Instruction:
Transcribe the data in full and exactly, omitting any pictures.

****************************************

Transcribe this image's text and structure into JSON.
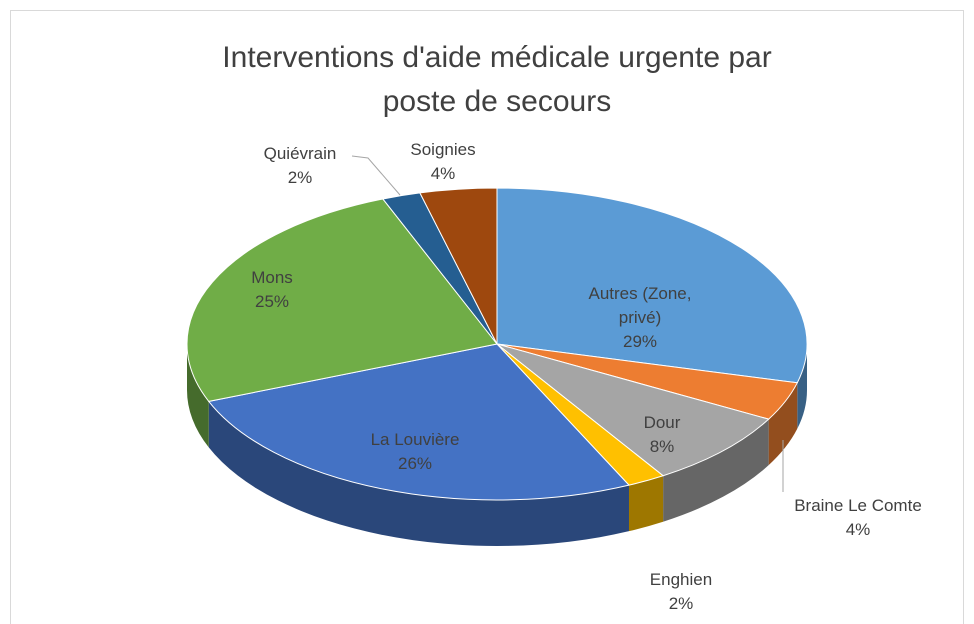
{
  "chart_data": {
    "type": "pie3d",
    "title": "Interventions d'aide médicale urgente par poste de secours",
    "categories": [
      "Autres (Zone, privé)",
      "Braine Le Comte",
      "Dour",
      "Enghien",
      "La Louvière",
      "Mons",
      "Quiévrain",
      "Soignies"
    ],
    "values": [
      29,
      4,
      8,
      2,
      26,
      25,
      2,
      4
    ],
    "value_labels": [
      "29%",
      "4%",
      "8%",
      "2%",
      "26%",
      "25%",
      "2%",
      "4%"
    ],
    "colors": [
      "#5b9bd5",
      "#ed7d31",
      "#a5a5a5",
      "#ffc000",
      "#4472c4",
      "#70ad47",
      "#255e91",
      "#9e480e"
    ]
  }
}
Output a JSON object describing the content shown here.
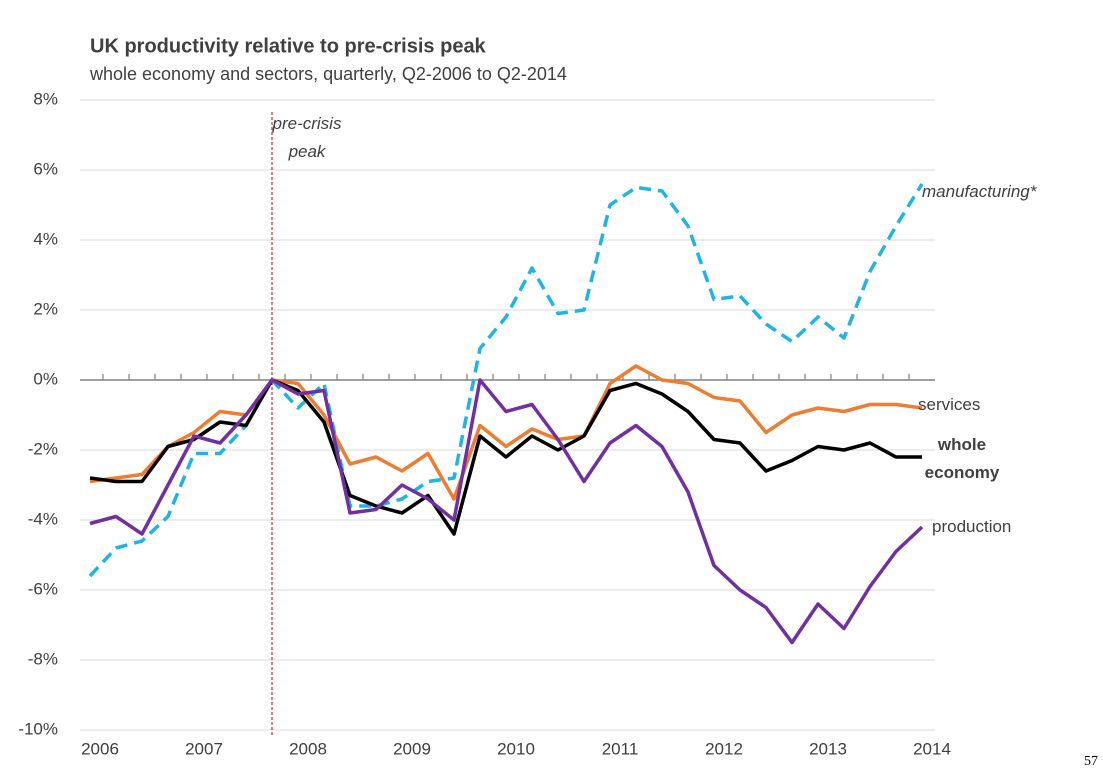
{
  "chart_data": {
    "type": "line",
    "title": "UK productivity relative to pre-crisis peak",
    "subtitle": "whole economy and sectors, quarterly, Q2-2006 to Q2-2014",
    "categories": [
      "2006",
      null,
      null,
      null,
      "2007",
      null,
      null,
      null,
      "2008",
      null,
      null,
      null,
      "2009",
      null,
      null,
      null,
      "2010",
      null,
      null,
      null,
      "2011",
      null,
      null,
      null,
      "2012",
      null,
      null,
      null,
      "2013",
      null,
      null,
      null,
      "2014"
    ],
    "series": [
      {
        "name": "manufacturing*",
        "color": "#1fb4e6",
        "dashed": true,
        "values": [
          -5.6,
          -4.8,
          -4.6,
          -3.9,
          -2.1,
          -2.1,
          -1.3,
          0,
          -0.8,
          -0.1,
          -3.6,
          -3.6,
          -3.4,
          -2.9,
          -2.8,
          0.9,
          1.8,
          3.2,
          1.9,
          2.0,
          5.0,
          5.5,
          5.4,
          4.4,
          2.3,
          2.4,
          1.6,
          1.1,
          1.8,
          1.2,
          3.1,
          4.4,
          5.6
        ]
      },
      {
        "name": "services",
        "color": "#ed7d31",
        "values": [
          -2.9,
          -2.8,
          -2.7,
          -1.9,
          -1.5,
          -0.9,
          -1.0,
          0,
          -0.1,
          -1.0,
          -2.4,
          -2.2,
          -2.6,
          -2.1,
          -3.4,
          -1.3,
          -1.9,
          -1.4,
          -1.7,
          -1.6,
          -0.1,
          0.4,
          0,
          -0.1,
          -0.5,
          -0.6,
          -1.5,
          -1.0,
          -0.8,
          -0.9,
          -0.7,
          -0.7,
          -0.8
        ]
      },
      {
        "name": "whole economy",
        "color": "#000000",
        "values": [
          -2.8,
          -2.9,
          -2.9,
          -1.9,
          -1.7,
          -1.2,
          -1.3,
          0,
          -0.3,
          -1.2,
          -3.3,
          -3.6,
          -3.8,
          -3.3,
          -4.4,
          -1.6,
          -2.2,
          -1.6,
          -2.0,
          -1.6,
          -0.3,
          -0.1,
          -0.4,
          -0.9,
          -1.7,
          -1.8,
          -2.6,
          -2.3,
          -1.9,
          -2.0,
          -1.8,
          -2.2,
          -2.2
        ]
      },
      {
        "name": "production",
        "color": "#7030a0",
        "values": [
          -4.1,
          -3.9,
          -4.4,
          -3.0,
          -1.6,
          -1.8,
          -1.0,
          0,
          -0.4,
          -0.3,
          -3.8,
          -3.7,
          -3.0,
          -3.4,
          -4.0,
          0,
          -0.9,
          -0.7,
          -1.7,
          -2.9,
          -1.8,
          -1.3,
          -1.9,
          -3.2,
          -5.3,
          -6.0,
          -6.5,
          -7.5,
          -6.4,
          -7.1,
          -5.9,
          -4.9,
          -4.2
        ]
      }
    ],
    "ylim": [
      -10,
      8
    ],
    "yticks": [
      {
        "value": -10,
        "label": "-10%"
      },
      {
        "value": -8,
        "label": "-8%"
      },
      {
        "value": -6,
        "label": "-6%"
      },
      {
        "value": -4,
        "label": "-4%"
      },
      {
        "value": -2,
        "label": "-2%"
      },
      {
        "value": 0,
        "label": "0%"
      },
      {
        "value": 2,
        "label": "2%"
      },
      {
        "value": 4,
        "label": "4%"
      },
      {
        "value": 6,
        "label": "6%"
      },
      {
        "value": 8,
        "label": "8%"
      }
    ],
    "grid": true,
    "annotation": {
      "text": "pre-crisis peak",
      "index": 7
    },
    "page_number": "57"
  }
}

****************************************

Task result:
Transcribe this image's text and structure into JSON.
{
  "chart_data": {
    "type": "pie3d",
    "title": "Interventions d'aide médicale urgente par poste de secours",
    "categories": [
      "Autres (Zone, privé)",
      "Braine Le Comte",
      "Dour",
      "Enghien",
      "La Louvière",
      "Mons",
      "Quiévrain",
      "Soignies"
    ],
    "values": [
      29,
      4,
      8,
      2,
      26,
      25,
      2,
      4
    ],
    "value_labels": [
      "29%",
      "4%",
      "8%",
      "2%",
      "26%",
      "25%",
      "2%",
      "4%"
    ],
    "colors": [
      "#5b9bd5",
      "#ed7d31",
      "#a5a5a5",
      "#ffc000",
      "#4472c4",
      "#70ad47",
      "#255e91",
      "#9e480e"
    ]
  }
}
Output a JSON object describing the content shown here.
{
  "chart_data": {
    "type": "line",
    "title": "UK productivity relative to pre-crisis peak",
    "subtitle": "whole economy and sectors, quarterly, Q2-2006 to Q2-2014",
    "categories": [
      "2006",
      null,
      null,
      null,
      "2007",
      null,
      null,
      null,
      "2008",
      null,
      null,
      null,
      "2009",
      null,
      null,
      null,
      "2010",
      null,
      null,
      null,
      "2011",
      null,
      null,
      null,
      "2012",
      null,
      null,
      null,
      "2013",
      null,
      null,
      null,
      "2014"
    ],
    "series": [
      {
        "name": "manufacturing*",
        "color": "#1fb4e6",
        "dashed": true,
        "values": [
          -5.6,
          -4.8,
          -4.6,
          -3.9,
          -2.1,
          -2.1,
          -1.3,
          0,
          -0.8,
          -0.1,
          -3.6,
          -3.6,
          -3.4,
          -2.9,
          -2.8,
          0.9,
          1.8,
          3.2,
          1.9,
          2.0,
          5.0,
          5.5,
          5.4,
          4.4,
          2.3,
          2.4,
          1.6,
          1.1,
          1.8,
          1.2,
          3.1,
          4.4,
          5.6
        ]
      },
      {
        "name": "services",
        "color": "#ed7d31",
        "values": [
          -2.9,
          -2.8,
          -2.7,
          -1.9,
          -1.5,
          -0.9,
          -1.0,
          0,
          -0.1,
          -1.0,
          -2.4,
          -2.2,
          -2.6,
          -2.1,
          -3.4,
          -1.3,
          -1.9,
          -1.4,
          -1.7,
          -1.6,
          -0.1,
          0.4,
          0,
          -0.1,
          -0.5,
          -0.6,
          -1.5,
          -1.0,
          -0.8,
          -0.9,
          -0.7,
          -0.7,
          -0.8
        ]
      },
      {
        "name": "whole economy",
        "color": "#000000",
        "values": [
          -2.8,
          -2.9,
          -2.9,
          -1.9,
          -1.7,
          -1.2,
          -1.3,
          0,
          -0.3,
          -1.2,
          -3.3,
          -3.6,
          -3.8,
          -3.3,
          -4.4,
          -1.6,
          -2.2,
          -1.6,
          -2.0,
          -1.6,
          -0.3,
          -0.1,
          -0.4,
          -0.9,
          -1.7,
          -1.8,
          -2.6,
          -2.3,
          -1.9,
          -2.0,
          -1.8,
          -2.2,
          -2.2
        ]
      },
      {
        "name": "production",
        "color": "#7030a0",
        "values": [
          -4.1,
          -3.9,
          -4.4,
          -3.0,
          -1.6,
          -1.8,
          -1.0,
          0,
          -0.4,
          -0.3,
          -3.8,
          -3.7,
          -3.0,
          -3.4,
          -4.0,
          0,
          -0.9,
          -0.7,
          -1.7,
          -2.9,
          -1.8,
          -1.3,
          -1.9,
          -3.2,
          -5.3,
          -6.0,
          -6.5,
          -7.5,
          -6.4,
          -7.1,
          -5.9,
          -4.9,
          -4.2
        ]
      }
    ],
    "ylim": [
      -10,
      8
    ],
    "yticks": [
      {
        "value": -10,
        "label": "-10%"
      },
      {
        "value": -8,
        "label": "-8%"
      },
      {
        "value": -6,
        "label": "-6%"
      },
      {
        "value": -4,
        "label": "-4%"
      },
      {
        "value": -2,
        "label": "-2%"
      },
      {
        "value": 0,
        "label": "0%"
      },
      {
        "value": 2,
        "label": "2%"
      },
      {
        "value": 4,
        "label": "4%"
      },
      {
        "value": 6,
        "label": "6%"
      },
      {
        "value": 8,
        "label": "8%"
      }
    ],
    "grid": true,
    "annotation": {
      "text": "pre-crisis peak",
      "index": 7
    },
    "page_number": "57"
  }
}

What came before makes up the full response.